## Brief:
Wherever a line holds the string "JSON", copy that line.

════════════════════

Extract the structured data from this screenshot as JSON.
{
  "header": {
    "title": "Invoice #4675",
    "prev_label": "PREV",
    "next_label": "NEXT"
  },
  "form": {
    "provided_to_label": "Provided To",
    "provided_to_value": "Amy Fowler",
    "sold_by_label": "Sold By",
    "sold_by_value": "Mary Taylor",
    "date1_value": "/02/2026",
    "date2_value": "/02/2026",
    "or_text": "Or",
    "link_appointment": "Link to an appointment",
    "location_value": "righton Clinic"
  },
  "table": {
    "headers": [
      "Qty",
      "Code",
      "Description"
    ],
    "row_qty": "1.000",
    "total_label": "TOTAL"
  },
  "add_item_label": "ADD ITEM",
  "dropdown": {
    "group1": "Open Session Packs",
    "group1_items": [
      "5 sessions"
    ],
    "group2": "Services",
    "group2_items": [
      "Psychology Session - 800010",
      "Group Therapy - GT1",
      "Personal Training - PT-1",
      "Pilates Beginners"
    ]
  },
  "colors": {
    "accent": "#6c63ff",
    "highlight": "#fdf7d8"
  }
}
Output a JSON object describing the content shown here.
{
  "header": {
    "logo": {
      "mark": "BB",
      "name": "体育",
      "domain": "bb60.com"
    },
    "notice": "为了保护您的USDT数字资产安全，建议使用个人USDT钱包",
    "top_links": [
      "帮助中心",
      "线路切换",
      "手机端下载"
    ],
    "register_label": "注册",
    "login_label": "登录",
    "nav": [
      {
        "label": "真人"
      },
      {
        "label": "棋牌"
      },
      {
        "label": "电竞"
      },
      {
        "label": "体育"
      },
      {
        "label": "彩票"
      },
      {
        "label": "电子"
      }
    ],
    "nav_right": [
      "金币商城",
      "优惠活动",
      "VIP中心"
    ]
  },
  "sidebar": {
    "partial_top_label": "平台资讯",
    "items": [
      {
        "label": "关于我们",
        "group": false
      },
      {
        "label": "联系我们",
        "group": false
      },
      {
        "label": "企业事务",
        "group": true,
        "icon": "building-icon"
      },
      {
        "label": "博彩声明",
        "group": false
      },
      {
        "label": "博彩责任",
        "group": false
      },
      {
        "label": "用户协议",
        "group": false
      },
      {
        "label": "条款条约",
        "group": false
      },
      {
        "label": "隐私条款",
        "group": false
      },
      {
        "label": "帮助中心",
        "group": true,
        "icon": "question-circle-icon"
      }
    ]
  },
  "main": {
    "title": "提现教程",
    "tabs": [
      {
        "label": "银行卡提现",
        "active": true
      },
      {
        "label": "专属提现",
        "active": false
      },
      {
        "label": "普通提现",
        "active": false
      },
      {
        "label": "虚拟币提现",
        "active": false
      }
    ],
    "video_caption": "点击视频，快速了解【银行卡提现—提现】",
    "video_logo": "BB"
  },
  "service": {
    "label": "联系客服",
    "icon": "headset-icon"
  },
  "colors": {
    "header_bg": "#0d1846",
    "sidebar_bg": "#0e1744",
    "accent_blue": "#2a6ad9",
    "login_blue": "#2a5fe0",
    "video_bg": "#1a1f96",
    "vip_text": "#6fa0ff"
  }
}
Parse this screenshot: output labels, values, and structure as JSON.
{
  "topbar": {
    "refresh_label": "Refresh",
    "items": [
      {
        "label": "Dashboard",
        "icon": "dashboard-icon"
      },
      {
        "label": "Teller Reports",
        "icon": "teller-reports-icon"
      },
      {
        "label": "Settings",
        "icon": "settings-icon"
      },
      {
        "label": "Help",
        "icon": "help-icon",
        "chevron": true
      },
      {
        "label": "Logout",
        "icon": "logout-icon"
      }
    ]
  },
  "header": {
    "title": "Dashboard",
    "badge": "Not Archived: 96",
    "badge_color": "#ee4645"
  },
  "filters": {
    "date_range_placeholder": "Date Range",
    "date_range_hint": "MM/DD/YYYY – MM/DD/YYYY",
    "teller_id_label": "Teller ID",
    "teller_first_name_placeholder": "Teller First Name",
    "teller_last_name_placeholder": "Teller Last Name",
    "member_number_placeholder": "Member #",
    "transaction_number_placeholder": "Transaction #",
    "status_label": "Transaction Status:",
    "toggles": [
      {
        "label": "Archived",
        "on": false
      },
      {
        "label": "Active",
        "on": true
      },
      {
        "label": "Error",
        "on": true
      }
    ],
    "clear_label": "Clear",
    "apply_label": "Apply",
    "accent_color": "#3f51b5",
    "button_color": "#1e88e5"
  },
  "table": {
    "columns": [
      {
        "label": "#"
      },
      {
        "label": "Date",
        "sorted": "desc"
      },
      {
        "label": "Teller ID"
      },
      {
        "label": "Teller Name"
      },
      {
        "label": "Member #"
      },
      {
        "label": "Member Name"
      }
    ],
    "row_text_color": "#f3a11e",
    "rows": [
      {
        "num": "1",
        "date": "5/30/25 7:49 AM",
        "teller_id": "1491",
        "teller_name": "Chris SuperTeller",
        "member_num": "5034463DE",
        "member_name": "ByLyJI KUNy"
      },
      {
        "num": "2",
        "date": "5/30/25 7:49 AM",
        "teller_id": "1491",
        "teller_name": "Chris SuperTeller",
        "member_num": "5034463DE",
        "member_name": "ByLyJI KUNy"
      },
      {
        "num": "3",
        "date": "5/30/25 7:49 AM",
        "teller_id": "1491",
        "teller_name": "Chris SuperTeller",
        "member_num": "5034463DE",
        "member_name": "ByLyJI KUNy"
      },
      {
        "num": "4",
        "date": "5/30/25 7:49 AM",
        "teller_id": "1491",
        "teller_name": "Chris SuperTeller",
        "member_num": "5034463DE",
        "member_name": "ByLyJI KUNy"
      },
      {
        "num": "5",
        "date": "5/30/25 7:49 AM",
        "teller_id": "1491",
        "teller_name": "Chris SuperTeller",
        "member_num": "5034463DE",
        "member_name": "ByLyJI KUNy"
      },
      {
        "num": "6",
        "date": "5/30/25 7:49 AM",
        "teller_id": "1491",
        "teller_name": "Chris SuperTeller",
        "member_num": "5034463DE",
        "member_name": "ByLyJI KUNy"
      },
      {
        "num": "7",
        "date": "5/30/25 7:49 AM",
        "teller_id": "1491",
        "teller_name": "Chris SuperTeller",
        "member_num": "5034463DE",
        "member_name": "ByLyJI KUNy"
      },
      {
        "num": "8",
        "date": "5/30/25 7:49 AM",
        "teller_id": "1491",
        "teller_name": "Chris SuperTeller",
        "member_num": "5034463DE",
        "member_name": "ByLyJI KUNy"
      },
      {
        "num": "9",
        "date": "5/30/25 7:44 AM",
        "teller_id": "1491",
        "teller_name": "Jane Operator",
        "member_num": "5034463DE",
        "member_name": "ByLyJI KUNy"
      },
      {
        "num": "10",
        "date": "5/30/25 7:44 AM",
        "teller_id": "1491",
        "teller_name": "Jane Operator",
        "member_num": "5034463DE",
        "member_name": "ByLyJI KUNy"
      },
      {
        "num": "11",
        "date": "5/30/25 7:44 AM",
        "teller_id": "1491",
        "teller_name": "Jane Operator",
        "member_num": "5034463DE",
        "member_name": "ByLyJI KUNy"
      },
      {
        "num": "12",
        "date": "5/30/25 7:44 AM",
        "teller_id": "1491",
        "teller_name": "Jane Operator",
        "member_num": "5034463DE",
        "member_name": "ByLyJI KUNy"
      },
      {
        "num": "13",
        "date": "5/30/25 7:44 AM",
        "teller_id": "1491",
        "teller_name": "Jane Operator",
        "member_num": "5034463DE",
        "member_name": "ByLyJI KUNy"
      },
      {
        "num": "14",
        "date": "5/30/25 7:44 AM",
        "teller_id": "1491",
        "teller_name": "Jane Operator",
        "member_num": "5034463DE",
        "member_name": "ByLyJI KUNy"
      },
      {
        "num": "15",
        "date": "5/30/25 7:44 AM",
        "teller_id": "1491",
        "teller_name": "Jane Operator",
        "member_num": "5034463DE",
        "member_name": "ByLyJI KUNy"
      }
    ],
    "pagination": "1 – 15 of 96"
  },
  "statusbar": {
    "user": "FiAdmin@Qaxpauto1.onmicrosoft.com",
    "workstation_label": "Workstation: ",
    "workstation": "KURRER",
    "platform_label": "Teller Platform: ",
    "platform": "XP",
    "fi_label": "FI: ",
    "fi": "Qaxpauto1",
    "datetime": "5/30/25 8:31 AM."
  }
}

════════════════════

## Correct answer:
Extract the structured data from this screenshot as JSON.
Output a JSON object describing the content shown here.
Parse this screenshot: output labels, values, and structure as JSON.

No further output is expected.